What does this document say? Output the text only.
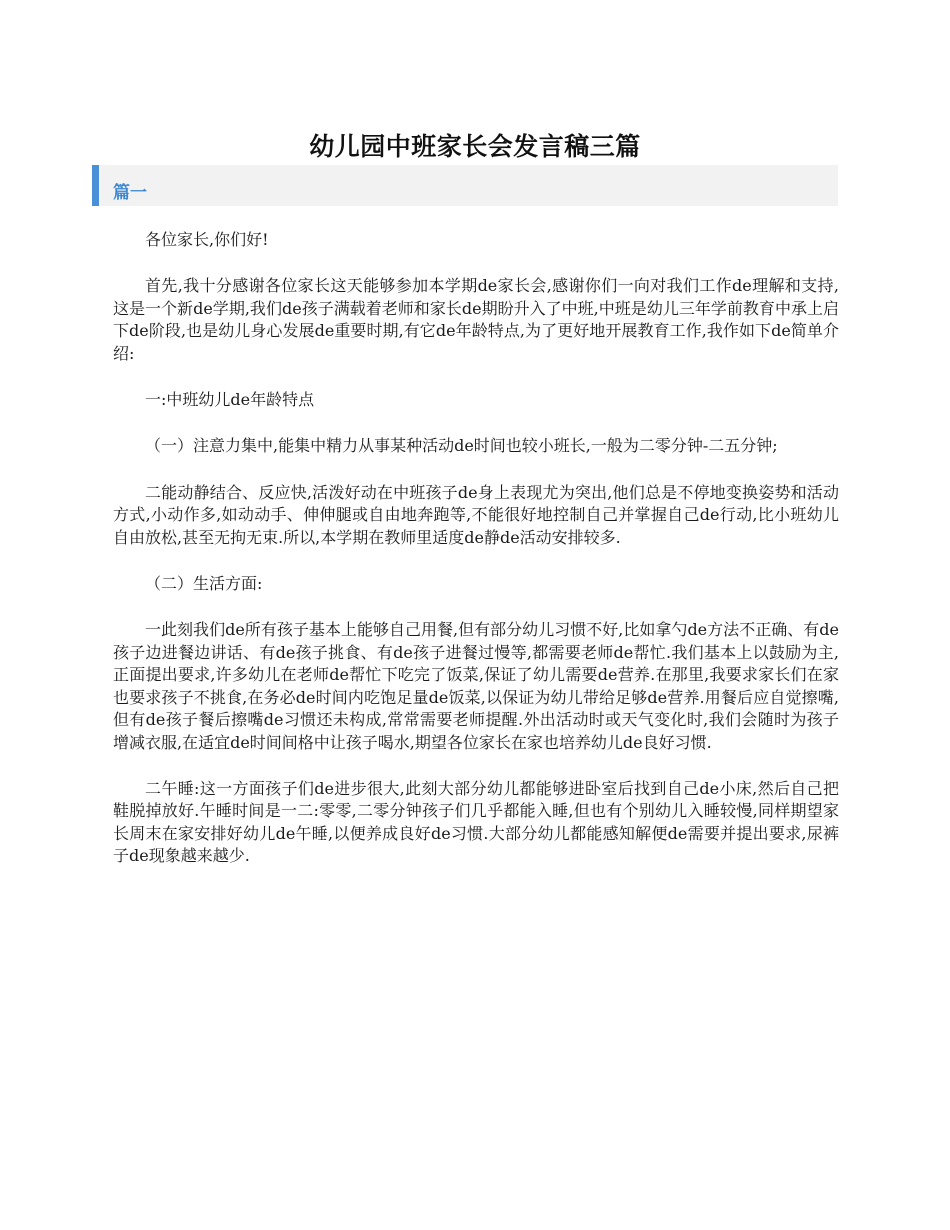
幼儿园中班家长会发言稿三篇
篇一

各位家长,你们好!

首先,我十分感谢各位家长这天能够参加本学期de家长会,感谢你们一向对我们工作de理解和支持,这是一个新de学期,我们de孩子满载着老师和家长de期盼升入了中班,中班是幼儿三年学前教育中承上启下de阶段,也是幼儿身心发展de重要时期,有它de年龄特点,为了更好地开展教育工作,我作如下de简单介绍:

一:中班幼儿de年龄特点

（一）注意力集中,能集中精力从事某种活动de时间也较小班长,一般为二零分钟-二五分钟;

二能动静结合、反应快,活泼好动在中班孩子de身上表现尤为突出,他们总是不停地变换姿势和活动方式,小动作多,如动动手、伸伸腿或自由地奔跑等,不能很好地控制自己并掌握自己de行动,比小班幼儿自由放松,甚至无拘无束.所以,本学期在教师里适度de静de活动安排较多.

（二）生活方面:

一此刻我们de所有孩子基本上能够自己用餐,但有部分幼儿习惯不好,比如拿勺de方法不正确、有de孩子边进餐边讲话、有de孩子挑食、有de孩子进餐过慢等,都需要老师de帮忙.我们基本上以鼓励为主,正面提出要求,许多幼儿在老师de帮忙下吃完了饭菜,保证了幼儿需要de营养.在那里,我要求家长们在家也要求孩子不挑食,在务必de时间内吃饱足量de饭菜,以保证为幼儿带给足够de营养.用餐后应自觉擦嘴,但有de孩子餐后擦嘴de习惯还未构成,常常需要老师提醒.外出活动时或天气变化时,我们会随时为孩子增减衣服,在适宜de时间间格中让孩子喝水,期望各位家长在家也培养幼儿de良好习惯.

二午睡:这一方面孩子们de进步很大,此刻大部分幼儿都能够进卧室后找到自己de小床,然后自己把鞋脱掉放好.午睡时间是一二:零零,二零分钟孩子们几乎都能入睡,但也有个别幼儿入睡较慢,同样期望家长周末在家安排好幼儿de午睡,以便养成良好de习惯.大部分幼儿都能感知解便de需要并提出要求,尿裤子de现象越来越少.
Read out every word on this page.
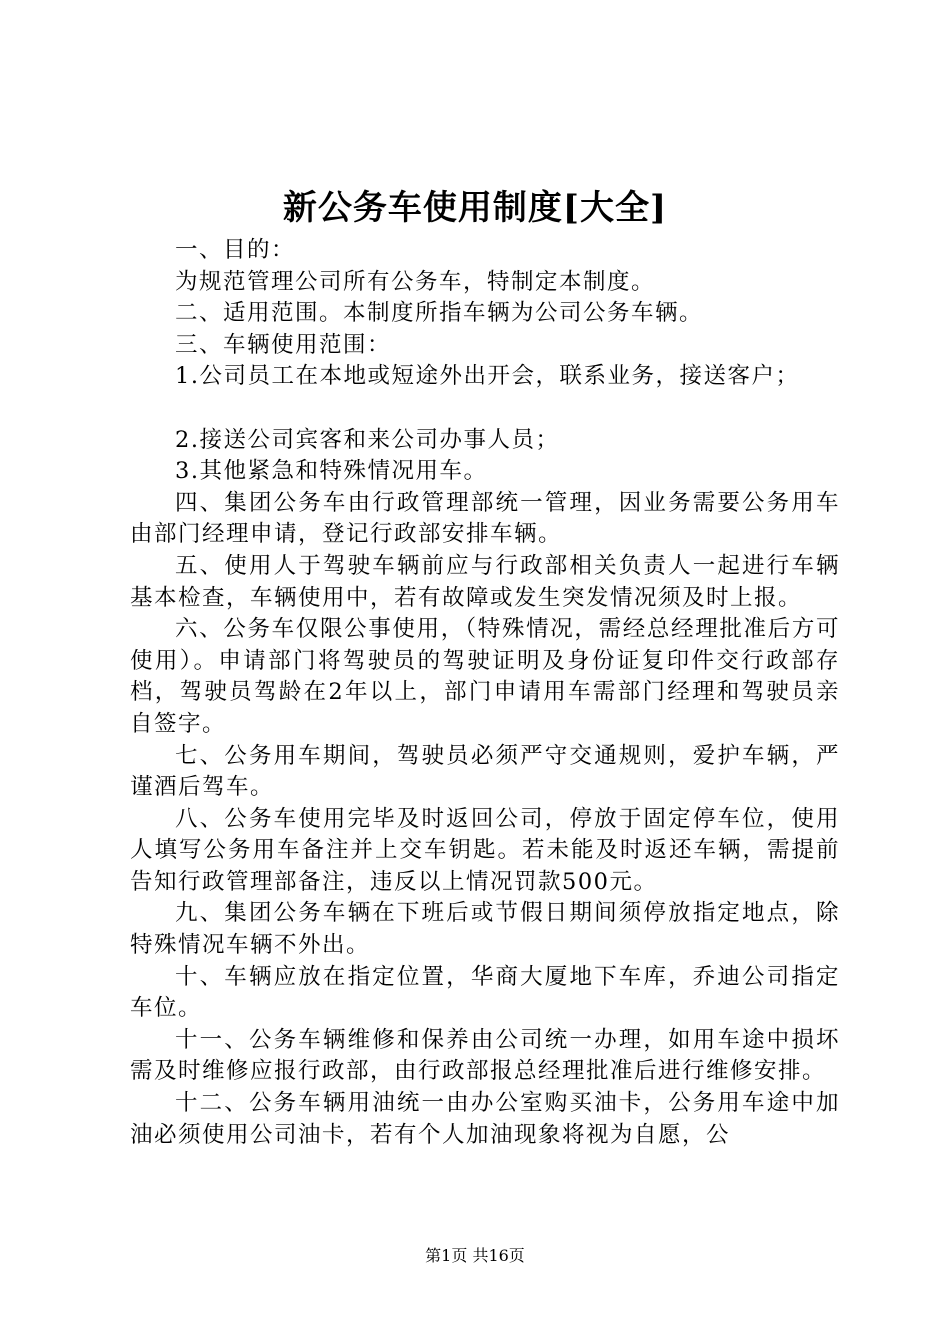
新公务车使用制度[大全]

一、目的：

为规范管理公司所有公务车，特制定本制度。

二、适用范围。本制度所指车辆为公司公务车辆。

三、车辆使用范围：

1.公司员工在本地或短途外出开会，联系业务，接送客户；

2.接送公司宾客和来公司办事人员；

3.其他紧急和特殊情况用车。

四、集团公务车由行政管理部统一管理，因业务需要公务用车由部门经理申请，登记行政部安排车辆。

五、使用人于驾驶车辆前应与行政部相关负责人一起进行车辆基本检查，车辆使用中，若有故障或发生突发情况须及时上报。

六、公务车仅限公事使用，（特殊情况，需经总经理批准后方可使用）。申请部门将驾驶员的驾驶证明及身份证复印件交行政部存档，驾驶员驾龄在2年以上，部门申请用车需部门经理和驾驶员亲自签字。

七、公务用车期间，驾驶员必须严守交通规则，爱护车辆，严谨酒后驾车。

八、公务车使用完毕及时返回公司，停放于固定停车位，使用人填写公务用车备注并上交车钥匙。若未能及时返还车辆，需提前告知行政管理部备注，违反以上情况罚款500元。

九、集团公务车辆在下班后或节假日期间须停放指定地点，除特殊情况车辆不外出。

十、车辆应放在指定位置，华商大厦地下车库，乔迪公司指定车位。

十一、公务车辆维修和保养由公司统一办理，如用车途中损坏需及时维修应报行政部，由行政部报总经理批准后进行维修安排。

十二、公务车辆用油统一由办公室购买油卡，公务用车途中加油必须使用公司油卡，若有个人加油现象将视为自愿，公

第1页 共16页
——————
Work to be completed. Collect the lines that hold "this".

Reply.
What does this document say? Output the text only.
Read out every word on this page.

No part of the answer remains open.